-- Start Supplied data --

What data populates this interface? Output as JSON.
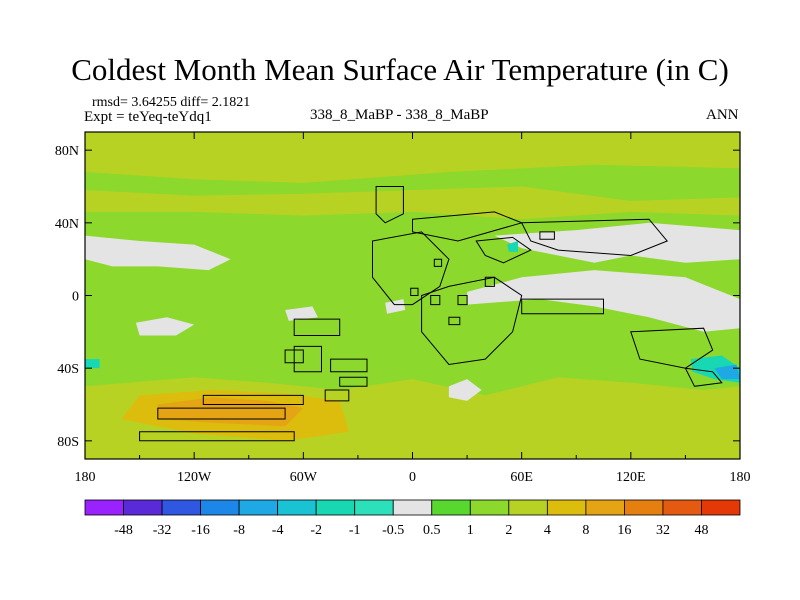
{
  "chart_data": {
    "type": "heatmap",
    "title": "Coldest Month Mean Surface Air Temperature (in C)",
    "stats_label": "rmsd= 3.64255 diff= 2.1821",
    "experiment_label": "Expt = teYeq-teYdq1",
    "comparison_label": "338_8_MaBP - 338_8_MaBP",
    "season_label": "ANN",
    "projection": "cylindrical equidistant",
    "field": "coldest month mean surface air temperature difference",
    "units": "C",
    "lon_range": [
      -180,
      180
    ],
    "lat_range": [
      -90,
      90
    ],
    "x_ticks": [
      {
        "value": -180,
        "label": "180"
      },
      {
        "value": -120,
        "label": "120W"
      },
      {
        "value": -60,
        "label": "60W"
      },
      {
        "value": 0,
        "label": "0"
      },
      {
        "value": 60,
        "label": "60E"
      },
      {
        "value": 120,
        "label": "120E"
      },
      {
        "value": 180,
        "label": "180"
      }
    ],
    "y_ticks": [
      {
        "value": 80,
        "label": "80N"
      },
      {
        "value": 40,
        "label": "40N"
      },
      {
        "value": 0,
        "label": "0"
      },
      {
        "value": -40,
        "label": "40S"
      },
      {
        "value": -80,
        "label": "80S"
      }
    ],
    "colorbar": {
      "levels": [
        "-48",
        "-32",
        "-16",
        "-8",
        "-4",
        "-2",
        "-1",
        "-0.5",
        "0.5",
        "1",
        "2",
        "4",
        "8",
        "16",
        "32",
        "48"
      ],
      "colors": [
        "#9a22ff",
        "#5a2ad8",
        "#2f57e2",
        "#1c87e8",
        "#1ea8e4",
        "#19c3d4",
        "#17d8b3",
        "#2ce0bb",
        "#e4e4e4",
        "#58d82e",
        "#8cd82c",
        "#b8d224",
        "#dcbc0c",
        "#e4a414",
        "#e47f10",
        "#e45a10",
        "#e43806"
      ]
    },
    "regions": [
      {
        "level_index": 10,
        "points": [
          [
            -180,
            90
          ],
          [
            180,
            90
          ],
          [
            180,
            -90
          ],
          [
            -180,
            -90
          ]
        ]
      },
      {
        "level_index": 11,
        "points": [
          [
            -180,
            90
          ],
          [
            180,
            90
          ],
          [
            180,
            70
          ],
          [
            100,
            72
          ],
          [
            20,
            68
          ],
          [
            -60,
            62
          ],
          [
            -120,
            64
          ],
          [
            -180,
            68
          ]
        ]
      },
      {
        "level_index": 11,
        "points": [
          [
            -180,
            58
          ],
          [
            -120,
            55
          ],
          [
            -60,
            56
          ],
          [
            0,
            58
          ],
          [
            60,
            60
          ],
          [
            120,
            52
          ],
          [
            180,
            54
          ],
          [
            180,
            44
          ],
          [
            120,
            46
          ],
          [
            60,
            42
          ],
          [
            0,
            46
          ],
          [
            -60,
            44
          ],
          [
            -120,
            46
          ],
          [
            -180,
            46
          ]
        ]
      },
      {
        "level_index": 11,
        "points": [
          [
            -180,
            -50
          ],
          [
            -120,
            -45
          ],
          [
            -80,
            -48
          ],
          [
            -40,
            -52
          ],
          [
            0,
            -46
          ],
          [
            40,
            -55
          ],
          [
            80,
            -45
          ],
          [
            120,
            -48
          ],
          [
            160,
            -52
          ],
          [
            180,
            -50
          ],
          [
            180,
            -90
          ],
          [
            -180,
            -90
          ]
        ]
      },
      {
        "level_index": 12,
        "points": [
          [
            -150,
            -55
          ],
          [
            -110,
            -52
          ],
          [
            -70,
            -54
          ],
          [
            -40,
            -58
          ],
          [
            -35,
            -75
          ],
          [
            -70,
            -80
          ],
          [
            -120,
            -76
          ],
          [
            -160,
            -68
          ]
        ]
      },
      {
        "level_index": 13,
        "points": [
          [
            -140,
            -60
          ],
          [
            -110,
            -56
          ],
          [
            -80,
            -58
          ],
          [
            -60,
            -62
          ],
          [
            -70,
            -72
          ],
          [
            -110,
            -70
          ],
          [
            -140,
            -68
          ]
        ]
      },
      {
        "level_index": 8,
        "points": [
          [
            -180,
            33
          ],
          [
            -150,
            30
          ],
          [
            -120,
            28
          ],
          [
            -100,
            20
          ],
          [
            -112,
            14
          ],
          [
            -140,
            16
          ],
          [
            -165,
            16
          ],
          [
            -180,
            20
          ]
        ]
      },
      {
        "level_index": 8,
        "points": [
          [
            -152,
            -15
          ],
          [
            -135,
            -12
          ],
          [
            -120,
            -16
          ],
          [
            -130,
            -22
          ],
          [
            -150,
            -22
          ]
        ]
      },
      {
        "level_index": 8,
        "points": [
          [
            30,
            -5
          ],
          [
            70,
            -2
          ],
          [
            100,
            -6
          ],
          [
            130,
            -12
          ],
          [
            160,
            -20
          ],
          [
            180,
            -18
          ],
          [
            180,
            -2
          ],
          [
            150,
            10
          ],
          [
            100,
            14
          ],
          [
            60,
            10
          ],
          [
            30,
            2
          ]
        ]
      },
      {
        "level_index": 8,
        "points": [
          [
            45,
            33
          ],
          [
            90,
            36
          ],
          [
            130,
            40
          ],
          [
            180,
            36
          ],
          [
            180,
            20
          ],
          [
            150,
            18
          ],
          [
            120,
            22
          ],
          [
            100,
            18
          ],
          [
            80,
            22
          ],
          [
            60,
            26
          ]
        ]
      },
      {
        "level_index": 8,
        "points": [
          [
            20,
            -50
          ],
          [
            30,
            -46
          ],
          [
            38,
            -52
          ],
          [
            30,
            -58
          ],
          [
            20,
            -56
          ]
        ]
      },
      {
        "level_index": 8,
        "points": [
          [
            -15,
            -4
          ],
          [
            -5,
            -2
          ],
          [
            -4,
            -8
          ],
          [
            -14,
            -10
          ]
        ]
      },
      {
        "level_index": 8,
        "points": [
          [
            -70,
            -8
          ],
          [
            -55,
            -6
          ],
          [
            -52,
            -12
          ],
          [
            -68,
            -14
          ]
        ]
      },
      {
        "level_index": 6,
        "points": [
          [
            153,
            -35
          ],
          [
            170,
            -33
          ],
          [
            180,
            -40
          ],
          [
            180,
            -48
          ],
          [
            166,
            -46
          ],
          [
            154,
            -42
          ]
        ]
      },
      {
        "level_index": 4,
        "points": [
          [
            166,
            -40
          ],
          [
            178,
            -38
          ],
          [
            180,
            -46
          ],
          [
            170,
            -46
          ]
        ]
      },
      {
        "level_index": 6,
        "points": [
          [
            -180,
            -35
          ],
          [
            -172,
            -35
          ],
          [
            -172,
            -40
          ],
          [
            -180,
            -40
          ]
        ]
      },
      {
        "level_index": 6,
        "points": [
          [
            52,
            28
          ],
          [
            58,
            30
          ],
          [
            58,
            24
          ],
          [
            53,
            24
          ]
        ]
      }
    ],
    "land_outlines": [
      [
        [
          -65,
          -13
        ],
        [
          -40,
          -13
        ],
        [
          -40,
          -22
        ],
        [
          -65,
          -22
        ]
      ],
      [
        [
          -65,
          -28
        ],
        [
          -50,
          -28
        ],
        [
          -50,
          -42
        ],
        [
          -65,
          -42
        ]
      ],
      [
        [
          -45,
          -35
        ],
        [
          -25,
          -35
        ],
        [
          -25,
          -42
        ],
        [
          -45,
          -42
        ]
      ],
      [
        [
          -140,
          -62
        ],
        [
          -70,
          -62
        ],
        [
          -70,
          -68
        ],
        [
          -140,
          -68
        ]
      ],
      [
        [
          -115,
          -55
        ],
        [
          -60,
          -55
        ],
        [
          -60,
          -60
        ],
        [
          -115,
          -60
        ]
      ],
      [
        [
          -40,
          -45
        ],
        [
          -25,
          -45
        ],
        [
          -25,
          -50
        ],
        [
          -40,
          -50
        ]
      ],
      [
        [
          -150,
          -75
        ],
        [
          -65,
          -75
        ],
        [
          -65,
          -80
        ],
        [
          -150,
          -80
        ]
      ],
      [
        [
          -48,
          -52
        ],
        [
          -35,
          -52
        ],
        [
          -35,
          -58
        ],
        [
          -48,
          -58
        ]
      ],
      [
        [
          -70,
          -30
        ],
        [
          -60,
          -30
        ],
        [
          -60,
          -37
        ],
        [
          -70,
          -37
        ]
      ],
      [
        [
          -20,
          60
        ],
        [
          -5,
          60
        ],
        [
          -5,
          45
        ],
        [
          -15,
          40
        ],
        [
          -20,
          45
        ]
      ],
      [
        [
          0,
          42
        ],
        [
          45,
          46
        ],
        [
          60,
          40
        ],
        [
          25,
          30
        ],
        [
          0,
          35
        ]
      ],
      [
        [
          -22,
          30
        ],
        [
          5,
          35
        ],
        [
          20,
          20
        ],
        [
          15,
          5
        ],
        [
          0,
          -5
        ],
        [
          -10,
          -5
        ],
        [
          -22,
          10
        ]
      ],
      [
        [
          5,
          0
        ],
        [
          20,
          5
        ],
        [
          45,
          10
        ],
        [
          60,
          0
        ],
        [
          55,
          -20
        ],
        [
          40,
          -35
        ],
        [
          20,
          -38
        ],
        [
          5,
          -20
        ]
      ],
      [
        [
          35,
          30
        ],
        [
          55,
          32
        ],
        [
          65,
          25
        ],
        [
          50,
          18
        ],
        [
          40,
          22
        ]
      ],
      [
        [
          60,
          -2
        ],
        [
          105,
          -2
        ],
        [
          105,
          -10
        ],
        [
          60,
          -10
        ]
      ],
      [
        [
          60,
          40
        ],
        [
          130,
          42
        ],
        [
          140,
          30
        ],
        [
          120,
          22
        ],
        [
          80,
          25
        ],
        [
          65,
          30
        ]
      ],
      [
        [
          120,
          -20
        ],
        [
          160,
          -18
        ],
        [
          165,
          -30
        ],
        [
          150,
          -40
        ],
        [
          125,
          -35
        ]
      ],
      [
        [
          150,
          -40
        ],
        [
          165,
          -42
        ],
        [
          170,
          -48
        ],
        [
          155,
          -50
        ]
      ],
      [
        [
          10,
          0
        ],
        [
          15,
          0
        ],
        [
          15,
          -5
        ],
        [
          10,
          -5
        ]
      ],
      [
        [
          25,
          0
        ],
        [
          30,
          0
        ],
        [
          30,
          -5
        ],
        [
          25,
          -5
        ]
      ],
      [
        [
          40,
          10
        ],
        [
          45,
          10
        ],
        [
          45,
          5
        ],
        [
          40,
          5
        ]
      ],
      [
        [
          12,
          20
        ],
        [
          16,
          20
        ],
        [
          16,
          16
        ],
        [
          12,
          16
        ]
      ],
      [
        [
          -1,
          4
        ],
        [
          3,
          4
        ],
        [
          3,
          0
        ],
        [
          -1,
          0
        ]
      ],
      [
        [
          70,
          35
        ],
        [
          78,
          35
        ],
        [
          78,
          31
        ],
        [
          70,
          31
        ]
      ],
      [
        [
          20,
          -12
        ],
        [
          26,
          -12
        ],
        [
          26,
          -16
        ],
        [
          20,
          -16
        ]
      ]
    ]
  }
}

-- End Supplied data --
-- Start Supplied data --

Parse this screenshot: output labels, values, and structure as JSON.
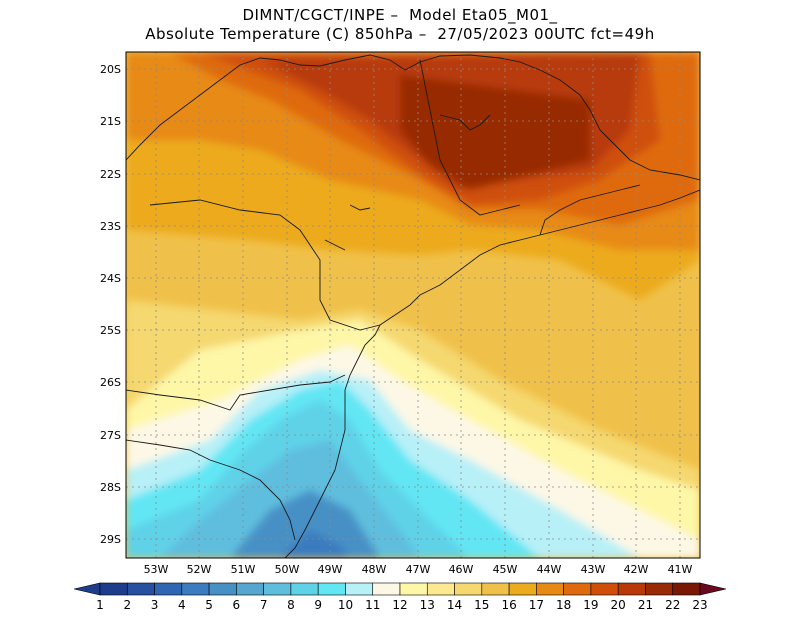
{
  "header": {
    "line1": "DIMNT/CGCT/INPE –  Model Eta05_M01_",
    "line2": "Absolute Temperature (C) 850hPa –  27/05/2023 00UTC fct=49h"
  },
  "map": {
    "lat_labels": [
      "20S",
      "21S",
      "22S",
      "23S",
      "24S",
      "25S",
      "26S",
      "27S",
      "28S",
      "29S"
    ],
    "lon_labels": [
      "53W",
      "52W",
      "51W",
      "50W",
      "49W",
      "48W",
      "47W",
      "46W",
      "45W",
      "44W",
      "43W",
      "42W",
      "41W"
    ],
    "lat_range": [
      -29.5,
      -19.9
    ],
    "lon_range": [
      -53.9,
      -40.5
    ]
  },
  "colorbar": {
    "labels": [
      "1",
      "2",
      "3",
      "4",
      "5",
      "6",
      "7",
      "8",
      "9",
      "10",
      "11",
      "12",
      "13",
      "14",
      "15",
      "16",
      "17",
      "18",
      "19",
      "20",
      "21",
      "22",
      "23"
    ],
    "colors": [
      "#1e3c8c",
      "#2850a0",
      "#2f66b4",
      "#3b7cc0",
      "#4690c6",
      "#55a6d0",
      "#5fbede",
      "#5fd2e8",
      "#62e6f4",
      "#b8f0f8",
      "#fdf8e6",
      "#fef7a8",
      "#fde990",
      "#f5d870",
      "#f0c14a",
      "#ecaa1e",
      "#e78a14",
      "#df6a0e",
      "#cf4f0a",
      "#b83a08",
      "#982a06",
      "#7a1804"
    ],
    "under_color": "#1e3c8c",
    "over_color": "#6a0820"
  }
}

-- End Supplied data --

In the listing above, count each line that holds the string "JSON". Give the number only.

2